Short problem:
Work through the data line by line, gathering every line that has the word "number".

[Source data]
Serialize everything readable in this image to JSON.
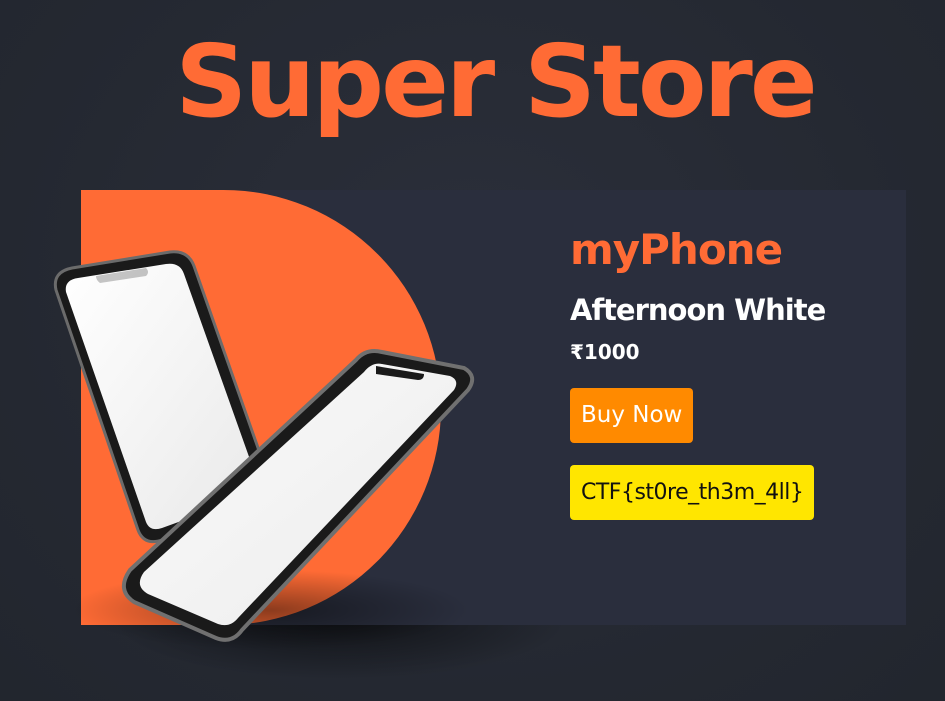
{
  "store": {
    "title": "Super Store"
  },
  "product": {
    "name": "myPhone",
    "variant": "Afternoon White",
    "price": "₹1000",
    "buy_label": "Buy Now",
    "flag_text": "CTF{st0re_th3m_4ll}"
  },
  "colors": {
    "background": "#262a33",
    "card": "#2a2e3d",
    "accent": "#ff6b35",
    "buy_button": "#ff8a00",
    "flag_box": "#ffe600"
  }
}
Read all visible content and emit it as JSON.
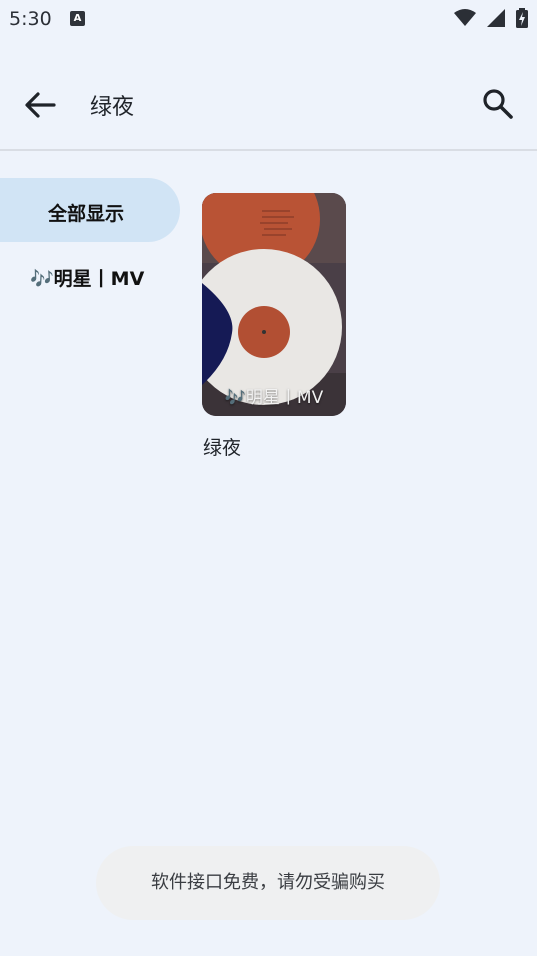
{
  "status_bar": {
    "time": "5:30",
    "notification_icon": "A",
    "icons": [
      "wifi-icon",
      "cell-signal-icon",
      "battery-charging-icon"
    ]
  },
  "app_bar": {
    "title": "绿夜",
    "back_icon": "arrow-left-icon",
    "search_icon": "search-icon"
  },
  "categories": [
    {
      "label": "全部显示",
      "selected": true
    },
    {
      "label": "🎶明星丨MV",
      "selected": false
    }
  ],
  "items": [
    {
      "title": "绿夜",
      "overlay_label": "🎶明星丨MV"
    }
  ],
  "toast": {
    "message": "软件接口免费，请勿受骗购买"
  },
  "colors": {
    "background": "#eef3fb",
    "selected_category": "#d1e4f5",
    "toast_background": "#eff0f1"
  }
}
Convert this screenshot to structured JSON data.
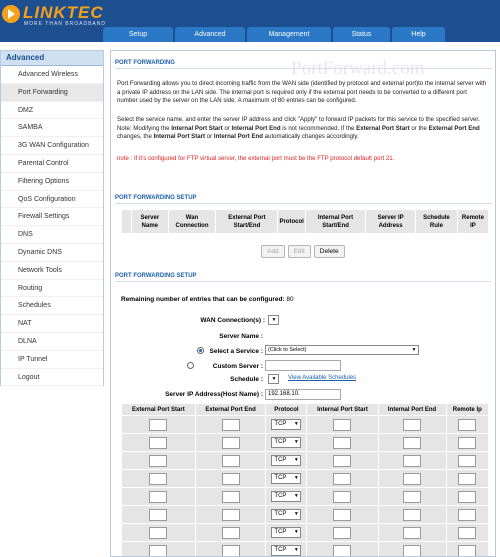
{
  "brand": {
    "name": "LINKTEC",
    "tagline": "MORE THAN BROADBAND"
  },
  "colors": {
    "header_bg": "#1e4f91",
    "tab_bg": "#2a78c6",
    "accent": "#f6a11a",
    "section_head": "#1d5fa8",
    "note": "#d22222"
  },
  "tabs": [
    {
      "label": "Setup"
    },
    {
      "label": "Advanced"
    },
    {
      "label": "Management"
    },
    {
      "label": "Status"
    },
    {
      "label": "Help"
    }
  ],
  "sidebar": {
    "title": "Advanced",
    "items": [
      {
        "label": "Advanced Wireless"
      },
      {
        "label": "Port Forwarding"
      },
      {
        "label": "DMZ"
      },
      {
        "label": "SAMBA"
      },
      {
        "label": "3G WAN Configuration"
      },
      {
        "label": "Parental Control"
      },
      {
        "label": "Filtering Options"
      },
      {
        "label": "QoS Configuration"
      },
      {
        "label": "Firewall Settings"
      },
      {
        "label": "DNS"
      },
      {
        "label": "Dynamic DNS"
      },
      {
        "label": "Network Tools"
      },
      {
        "label": "Routing"
      },
      {
        "label": "Schedules"
      },
      {
        "label": "NAT"
      },
      {
        "label": "DLNA"
      },
      {
        "label": "IP Tunnel"
      },
      {
        "label": "Logout"
      }
    ],
    "active_index": 1
  },
  "main": {
    "watermark": "PortForward.com",
    "title": "PORT FORWARDING",
    "intro": "Port Forwarding allows you to direct incoming traffic from the WAN side (identified by protocol and external port)to the internal server with a private IP address on the LAN side. The internal port is required only if the external port needs to be converted to a different port number used by the server on the LAN side. A maximum of 80 entries can be configured.",
    "desc": {
      "t1": "Select the service name, and enter the server IP address and click \"Apply\" to forward IP packets for this service to the specified server. Note: Modifying the ",
      "b1": "Internal Port Start",
      "t2": " or ",
      "b2": "Internal Port End",
      "t3": " is not recommended. If the ",
      "b3": "External Port Start",
      "t4": " or the ",
      "b4": "External Port End",
      "t5": " changes, the ",
      "b5": "Internal Port Start",
      "t6": " or ",
      "b6": "Internal Port End",
      "t7": " automatically changes accordingly."
    },
    "note": "note : If it's configured for FTP virtual server, the external port must be the FTP protocol default port 21.",
    "setup_title_1": "PORT FORWARDING SETUP",
    "rules_headers": [
      "Server Name",
      "Wan Connection",
      "External Port Start/End",
      "Protocol",
      "Internal Port Start/End",
      "Server IP Address",
      "Schedule Rule",
      "Remote IP"
    ],
    "buttons": {
      "add": "Add",
      "edit": "Edit",
      "delete": "Delete"
    },
    "setup_title_2": "PORT FORWARDING SETUP",
    "remaining_label": "Remaining number of entries that can be configured:",
    "remaining_value": "80",
    "form": {
      "wan_label": "WAN Connection(s) :",
      "server_name_label": "Server Name :",
      "select_service_label": "Select a Service :",
      "select_service_value": "(Click to Select)",
      "custom_server_label": "Custom Server :",
      "schedule_label": "Schedule :",
      "schedule_link": "View Available Schedules",
      "server_ip_label": "Server IP Address(Host Name) :",
      "server_ip_value": "192.168.10."
    },
    "port_headers": [
      "External Port Start",
      "External Port End",
      "Protocol",
      "Internal Port Start",
      "Internal Port End",
      "Remote Ip"
    ],
    "protocol_default": "TCP",
    "port_row_count": 8
  }
}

Result of this exercise:
    "intro": "Port Forwarding allows you to direct incoming traffic from the WAN side (identified by protocol and external port)to the internal server with a private IP address on the LAN side. The internal port is required only if the external port needs to be converted to a different port number used by the server on the LAN side. A maximum of 80 entries can be configured.",
    "remaining_label": "Remaining number of entries that can be configured:",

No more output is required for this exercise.